Exercise prompt.
Copy out every line in which the string "Windows" occurs.

--- START ---

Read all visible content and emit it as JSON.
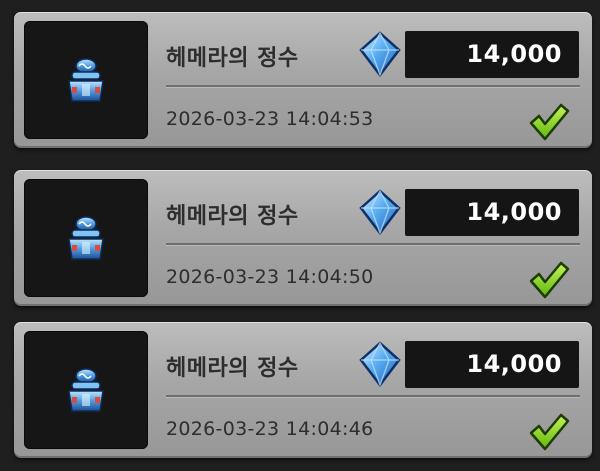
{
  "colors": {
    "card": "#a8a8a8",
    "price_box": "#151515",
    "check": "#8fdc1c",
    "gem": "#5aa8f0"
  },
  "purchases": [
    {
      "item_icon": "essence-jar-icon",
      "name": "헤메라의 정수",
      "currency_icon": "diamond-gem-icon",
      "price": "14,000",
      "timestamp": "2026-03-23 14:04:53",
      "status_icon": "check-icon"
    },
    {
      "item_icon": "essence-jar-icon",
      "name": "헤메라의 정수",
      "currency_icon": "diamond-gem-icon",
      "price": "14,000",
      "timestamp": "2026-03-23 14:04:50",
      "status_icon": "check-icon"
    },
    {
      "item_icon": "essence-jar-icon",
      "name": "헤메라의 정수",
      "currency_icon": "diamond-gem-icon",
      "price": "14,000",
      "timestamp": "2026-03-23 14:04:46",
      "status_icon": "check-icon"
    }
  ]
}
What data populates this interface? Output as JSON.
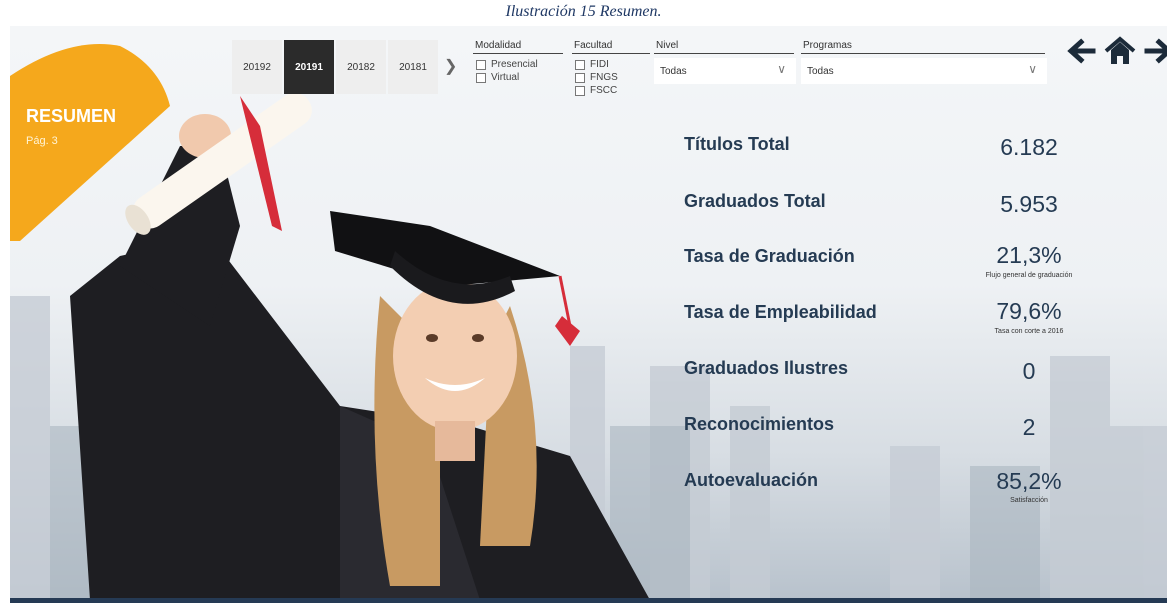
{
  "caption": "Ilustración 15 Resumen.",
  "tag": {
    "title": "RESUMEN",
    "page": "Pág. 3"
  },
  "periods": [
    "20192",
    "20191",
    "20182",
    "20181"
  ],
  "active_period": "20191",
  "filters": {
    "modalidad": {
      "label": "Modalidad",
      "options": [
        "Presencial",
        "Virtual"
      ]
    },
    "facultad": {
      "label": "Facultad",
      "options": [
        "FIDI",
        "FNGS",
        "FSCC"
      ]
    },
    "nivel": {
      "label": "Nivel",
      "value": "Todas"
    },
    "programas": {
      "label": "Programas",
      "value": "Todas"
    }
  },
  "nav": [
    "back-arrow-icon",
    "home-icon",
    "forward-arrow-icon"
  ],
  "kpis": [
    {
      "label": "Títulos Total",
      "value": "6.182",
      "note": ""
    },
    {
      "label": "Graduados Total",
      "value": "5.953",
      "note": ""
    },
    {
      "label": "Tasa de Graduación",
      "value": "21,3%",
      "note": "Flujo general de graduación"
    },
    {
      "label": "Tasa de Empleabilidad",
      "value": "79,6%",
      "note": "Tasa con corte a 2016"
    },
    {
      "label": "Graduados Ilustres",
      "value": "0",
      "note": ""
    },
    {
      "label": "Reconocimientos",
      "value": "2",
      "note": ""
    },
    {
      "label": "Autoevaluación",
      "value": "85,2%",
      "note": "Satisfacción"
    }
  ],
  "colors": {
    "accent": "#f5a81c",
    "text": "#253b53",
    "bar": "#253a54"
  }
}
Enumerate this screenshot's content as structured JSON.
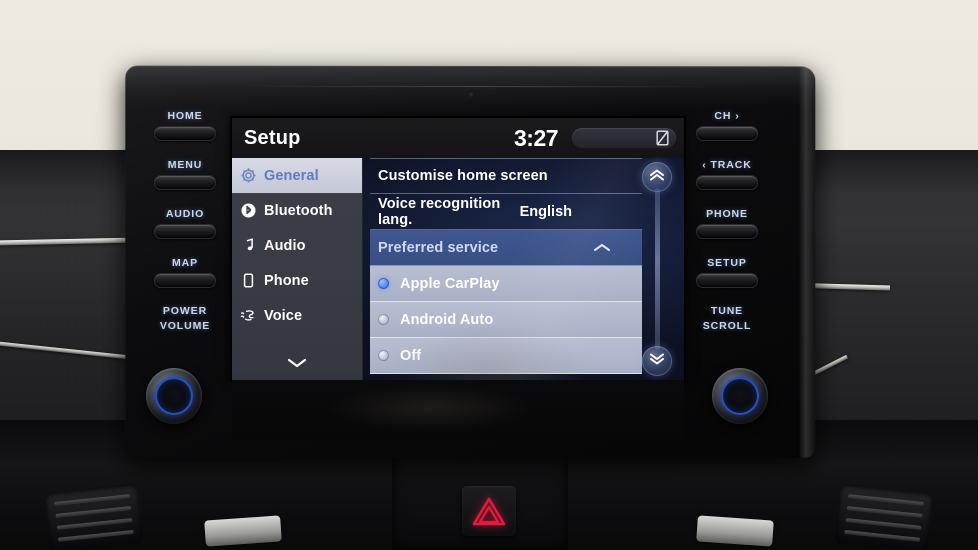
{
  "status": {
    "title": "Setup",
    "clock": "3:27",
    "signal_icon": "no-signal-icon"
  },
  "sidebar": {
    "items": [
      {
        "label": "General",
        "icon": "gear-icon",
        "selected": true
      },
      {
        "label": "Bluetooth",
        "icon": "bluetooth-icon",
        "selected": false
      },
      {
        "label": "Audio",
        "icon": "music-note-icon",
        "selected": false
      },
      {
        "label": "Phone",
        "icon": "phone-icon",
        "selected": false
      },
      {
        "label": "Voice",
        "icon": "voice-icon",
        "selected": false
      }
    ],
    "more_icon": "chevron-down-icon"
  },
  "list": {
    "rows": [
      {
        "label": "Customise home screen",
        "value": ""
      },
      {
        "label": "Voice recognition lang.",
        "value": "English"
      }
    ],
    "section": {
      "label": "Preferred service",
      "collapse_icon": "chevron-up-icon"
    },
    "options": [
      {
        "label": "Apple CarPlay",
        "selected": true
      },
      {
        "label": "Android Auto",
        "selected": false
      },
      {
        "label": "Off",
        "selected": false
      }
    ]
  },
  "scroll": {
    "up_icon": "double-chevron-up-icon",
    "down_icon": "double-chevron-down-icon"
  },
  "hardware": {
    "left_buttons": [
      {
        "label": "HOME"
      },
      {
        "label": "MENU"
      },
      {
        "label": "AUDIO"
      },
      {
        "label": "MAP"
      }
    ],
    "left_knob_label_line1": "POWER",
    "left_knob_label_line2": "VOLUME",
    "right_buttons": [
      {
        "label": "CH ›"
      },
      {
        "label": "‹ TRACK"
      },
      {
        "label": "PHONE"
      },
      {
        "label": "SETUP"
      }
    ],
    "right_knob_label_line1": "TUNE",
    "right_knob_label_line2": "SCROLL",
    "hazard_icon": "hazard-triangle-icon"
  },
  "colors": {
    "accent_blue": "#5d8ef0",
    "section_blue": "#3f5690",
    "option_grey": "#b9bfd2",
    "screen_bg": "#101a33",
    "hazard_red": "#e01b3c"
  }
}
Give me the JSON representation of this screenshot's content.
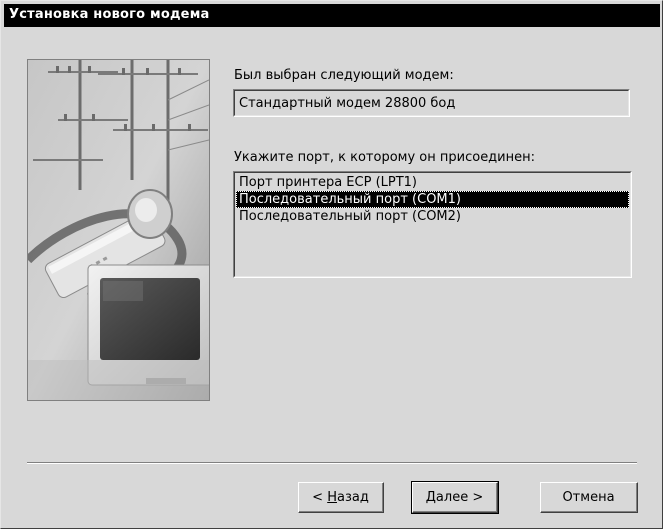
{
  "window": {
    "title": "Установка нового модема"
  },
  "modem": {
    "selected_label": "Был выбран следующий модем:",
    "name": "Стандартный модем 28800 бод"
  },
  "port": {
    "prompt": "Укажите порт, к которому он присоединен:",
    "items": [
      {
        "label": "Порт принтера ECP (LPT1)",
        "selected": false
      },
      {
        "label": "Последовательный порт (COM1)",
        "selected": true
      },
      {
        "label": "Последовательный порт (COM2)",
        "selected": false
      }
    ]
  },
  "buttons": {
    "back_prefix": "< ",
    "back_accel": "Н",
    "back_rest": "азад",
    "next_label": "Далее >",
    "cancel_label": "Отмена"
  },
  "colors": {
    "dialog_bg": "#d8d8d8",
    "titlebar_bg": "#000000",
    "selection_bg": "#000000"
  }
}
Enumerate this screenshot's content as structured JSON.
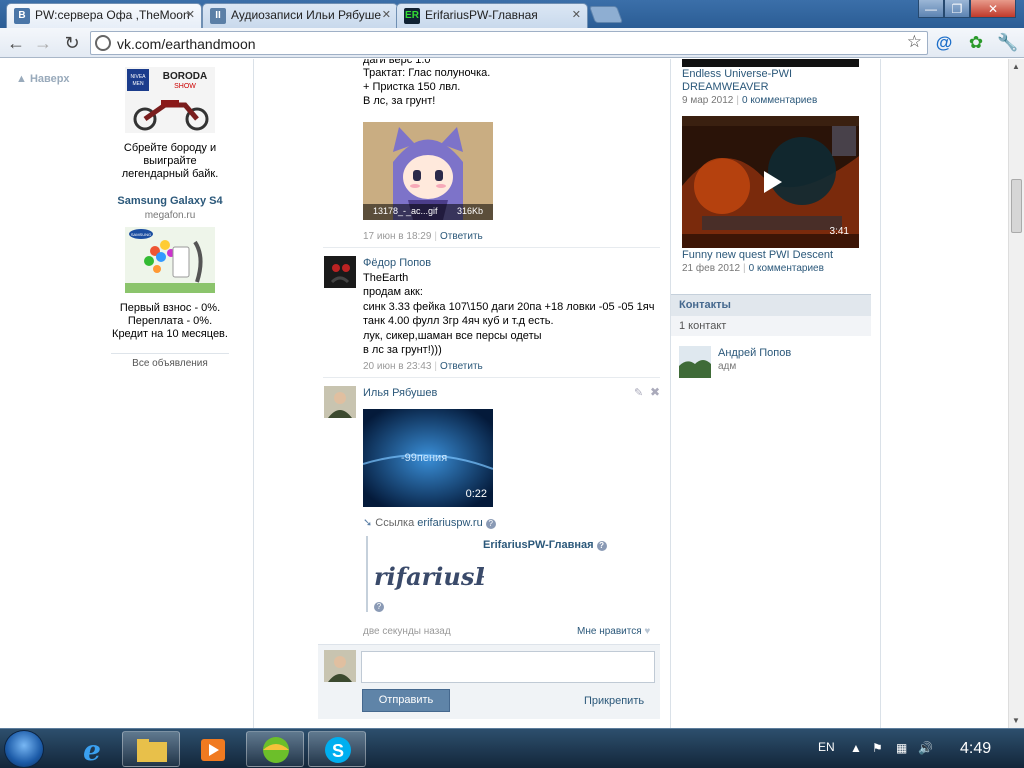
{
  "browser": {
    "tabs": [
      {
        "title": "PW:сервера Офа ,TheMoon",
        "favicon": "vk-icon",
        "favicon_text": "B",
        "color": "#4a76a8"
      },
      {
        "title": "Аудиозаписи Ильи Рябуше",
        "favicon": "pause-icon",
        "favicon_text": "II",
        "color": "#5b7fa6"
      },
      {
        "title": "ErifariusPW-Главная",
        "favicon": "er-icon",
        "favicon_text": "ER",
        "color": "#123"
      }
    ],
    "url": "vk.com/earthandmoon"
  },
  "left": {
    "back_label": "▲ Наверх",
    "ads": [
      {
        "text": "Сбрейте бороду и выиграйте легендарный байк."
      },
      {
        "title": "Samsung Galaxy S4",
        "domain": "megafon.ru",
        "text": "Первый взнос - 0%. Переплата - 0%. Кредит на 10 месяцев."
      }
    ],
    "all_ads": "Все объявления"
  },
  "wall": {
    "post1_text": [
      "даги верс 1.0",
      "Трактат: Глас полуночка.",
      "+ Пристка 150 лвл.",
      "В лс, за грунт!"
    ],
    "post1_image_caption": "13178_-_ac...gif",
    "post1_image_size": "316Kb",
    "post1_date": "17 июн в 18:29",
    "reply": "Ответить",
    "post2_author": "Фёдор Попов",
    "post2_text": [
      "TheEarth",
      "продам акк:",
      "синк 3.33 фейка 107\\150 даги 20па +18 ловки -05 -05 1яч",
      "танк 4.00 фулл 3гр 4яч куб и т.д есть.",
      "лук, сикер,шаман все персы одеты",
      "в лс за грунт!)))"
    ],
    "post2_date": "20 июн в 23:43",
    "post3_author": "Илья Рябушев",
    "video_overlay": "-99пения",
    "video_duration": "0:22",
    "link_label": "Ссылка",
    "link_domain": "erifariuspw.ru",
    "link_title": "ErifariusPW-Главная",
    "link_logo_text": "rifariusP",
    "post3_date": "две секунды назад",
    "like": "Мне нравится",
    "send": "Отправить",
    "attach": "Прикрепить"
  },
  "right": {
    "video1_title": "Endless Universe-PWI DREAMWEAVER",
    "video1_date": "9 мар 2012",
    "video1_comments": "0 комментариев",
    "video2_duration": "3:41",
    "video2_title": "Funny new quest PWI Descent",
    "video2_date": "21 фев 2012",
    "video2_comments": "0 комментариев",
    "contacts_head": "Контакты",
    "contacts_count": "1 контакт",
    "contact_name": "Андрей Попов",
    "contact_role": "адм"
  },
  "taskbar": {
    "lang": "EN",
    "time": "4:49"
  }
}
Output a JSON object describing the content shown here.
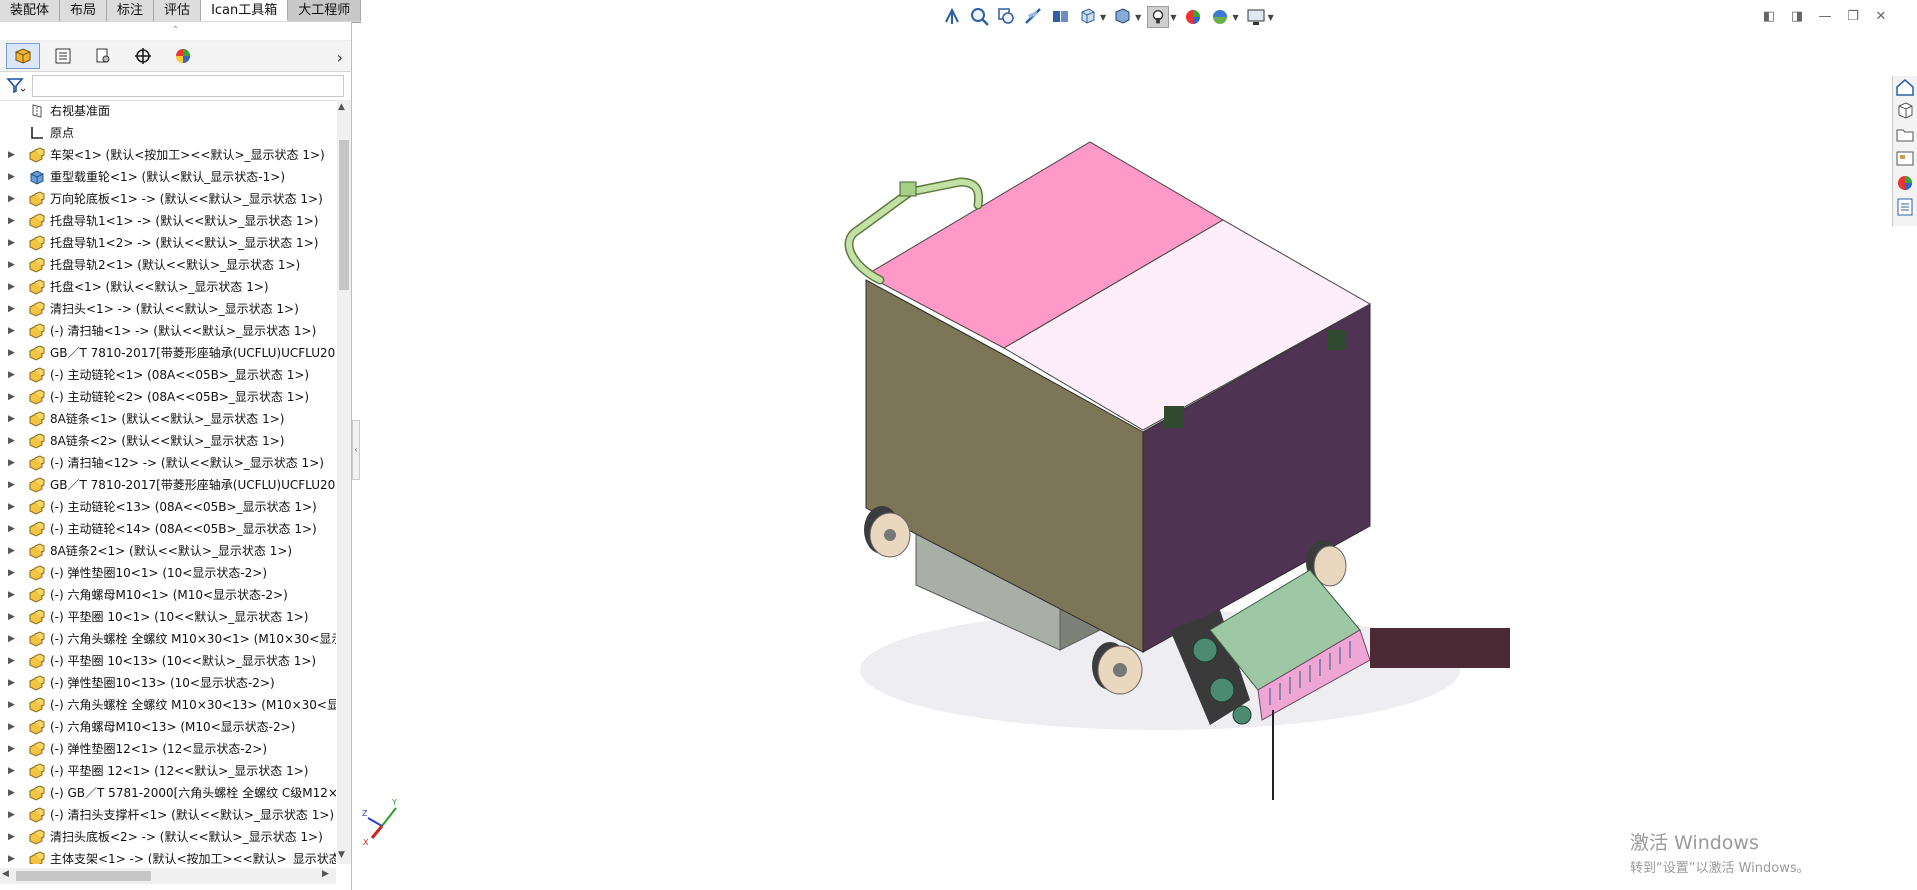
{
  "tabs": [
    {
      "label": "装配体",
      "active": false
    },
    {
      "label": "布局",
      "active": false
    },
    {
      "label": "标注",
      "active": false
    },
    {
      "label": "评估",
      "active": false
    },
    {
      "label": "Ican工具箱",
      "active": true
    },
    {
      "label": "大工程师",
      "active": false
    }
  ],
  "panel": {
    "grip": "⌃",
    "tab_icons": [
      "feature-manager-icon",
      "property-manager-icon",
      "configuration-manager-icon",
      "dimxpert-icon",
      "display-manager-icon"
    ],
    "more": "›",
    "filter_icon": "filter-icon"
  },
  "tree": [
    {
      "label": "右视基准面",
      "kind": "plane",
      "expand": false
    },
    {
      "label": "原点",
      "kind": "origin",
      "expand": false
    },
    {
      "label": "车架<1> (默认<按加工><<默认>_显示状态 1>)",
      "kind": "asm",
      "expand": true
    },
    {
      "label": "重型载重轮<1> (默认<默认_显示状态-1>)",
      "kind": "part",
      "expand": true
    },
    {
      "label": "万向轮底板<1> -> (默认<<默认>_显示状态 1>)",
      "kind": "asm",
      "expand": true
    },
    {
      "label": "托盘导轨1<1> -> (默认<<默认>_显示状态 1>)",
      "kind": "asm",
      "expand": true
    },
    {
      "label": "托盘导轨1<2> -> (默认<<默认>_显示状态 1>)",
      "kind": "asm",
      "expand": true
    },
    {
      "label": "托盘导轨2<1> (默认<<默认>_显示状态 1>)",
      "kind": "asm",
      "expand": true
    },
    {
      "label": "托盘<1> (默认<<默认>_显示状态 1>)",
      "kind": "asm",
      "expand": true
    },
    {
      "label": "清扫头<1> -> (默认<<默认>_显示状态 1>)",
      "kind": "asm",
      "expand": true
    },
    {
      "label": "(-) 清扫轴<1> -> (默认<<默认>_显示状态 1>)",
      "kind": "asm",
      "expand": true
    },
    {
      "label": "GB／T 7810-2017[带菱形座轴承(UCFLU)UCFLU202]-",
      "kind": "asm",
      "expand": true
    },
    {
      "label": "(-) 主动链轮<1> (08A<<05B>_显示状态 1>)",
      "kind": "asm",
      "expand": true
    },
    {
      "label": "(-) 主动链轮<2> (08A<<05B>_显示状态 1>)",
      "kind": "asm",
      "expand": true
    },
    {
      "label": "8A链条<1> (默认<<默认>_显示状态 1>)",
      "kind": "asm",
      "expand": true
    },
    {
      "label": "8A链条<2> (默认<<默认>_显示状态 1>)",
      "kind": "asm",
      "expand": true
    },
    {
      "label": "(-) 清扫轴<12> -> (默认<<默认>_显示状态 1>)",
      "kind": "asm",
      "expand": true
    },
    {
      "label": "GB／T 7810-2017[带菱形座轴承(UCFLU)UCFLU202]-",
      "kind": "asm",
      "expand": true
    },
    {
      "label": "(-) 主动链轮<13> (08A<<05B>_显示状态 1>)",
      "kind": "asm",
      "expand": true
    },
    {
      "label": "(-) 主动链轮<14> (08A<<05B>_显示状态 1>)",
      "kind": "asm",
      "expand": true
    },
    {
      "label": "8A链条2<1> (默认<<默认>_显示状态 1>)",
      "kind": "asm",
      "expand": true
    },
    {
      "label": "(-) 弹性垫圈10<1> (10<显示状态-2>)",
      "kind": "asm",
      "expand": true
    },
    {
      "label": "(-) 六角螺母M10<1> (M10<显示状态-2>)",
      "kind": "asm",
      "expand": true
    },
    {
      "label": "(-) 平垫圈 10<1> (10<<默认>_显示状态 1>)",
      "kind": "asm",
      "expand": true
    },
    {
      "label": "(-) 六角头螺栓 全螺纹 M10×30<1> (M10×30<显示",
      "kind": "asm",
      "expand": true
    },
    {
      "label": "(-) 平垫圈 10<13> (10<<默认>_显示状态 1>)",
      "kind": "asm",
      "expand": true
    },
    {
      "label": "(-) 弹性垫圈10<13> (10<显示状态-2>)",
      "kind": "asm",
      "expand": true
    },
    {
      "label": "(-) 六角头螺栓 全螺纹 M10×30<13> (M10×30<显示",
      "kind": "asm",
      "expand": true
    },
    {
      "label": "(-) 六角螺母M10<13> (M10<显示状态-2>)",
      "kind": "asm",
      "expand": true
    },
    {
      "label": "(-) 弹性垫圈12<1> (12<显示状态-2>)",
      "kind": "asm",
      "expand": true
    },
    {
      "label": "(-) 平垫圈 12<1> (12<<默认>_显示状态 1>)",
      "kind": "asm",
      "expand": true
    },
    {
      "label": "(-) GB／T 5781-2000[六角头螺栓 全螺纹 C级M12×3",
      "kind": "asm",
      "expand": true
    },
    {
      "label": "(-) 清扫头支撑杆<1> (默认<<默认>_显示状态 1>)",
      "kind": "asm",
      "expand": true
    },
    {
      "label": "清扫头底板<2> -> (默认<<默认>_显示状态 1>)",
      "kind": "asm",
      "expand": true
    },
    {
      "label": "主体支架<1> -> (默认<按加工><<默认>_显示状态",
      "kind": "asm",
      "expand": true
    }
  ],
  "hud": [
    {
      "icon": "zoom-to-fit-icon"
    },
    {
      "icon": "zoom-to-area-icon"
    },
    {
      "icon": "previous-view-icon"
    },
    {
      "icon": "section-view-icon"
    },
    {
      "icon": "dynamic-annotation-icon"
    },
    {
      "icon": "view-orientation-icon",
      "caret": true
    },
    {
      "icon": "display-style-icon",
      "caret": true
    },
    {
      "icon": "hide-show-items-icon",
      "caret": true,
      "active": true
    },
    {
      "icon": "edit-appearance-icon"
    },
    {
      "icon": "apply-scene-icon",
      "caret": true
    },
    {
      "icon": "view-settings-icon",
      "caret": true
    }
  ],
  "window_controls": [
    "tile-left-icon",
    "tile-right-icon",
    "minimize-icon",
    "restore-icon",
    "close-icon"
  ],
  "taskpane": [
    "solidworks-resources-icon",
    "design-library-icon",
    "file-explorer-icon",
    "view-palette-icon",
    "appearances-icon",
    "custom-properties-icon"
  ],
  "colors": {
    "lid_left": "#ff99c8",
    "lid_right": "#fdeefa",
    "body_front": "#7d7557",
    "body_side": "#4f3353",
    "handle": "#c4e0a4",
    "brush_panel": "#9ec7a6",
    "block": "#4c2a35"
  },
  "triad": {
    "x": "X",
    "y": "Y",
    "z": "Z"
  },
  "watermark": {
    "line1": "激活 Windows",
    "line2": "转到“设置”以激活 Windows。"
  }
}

--- END ---

Solution for this exercise.
    "line1": "激活 Windows",
    "line2": "转到“设置”以激活 Windows。"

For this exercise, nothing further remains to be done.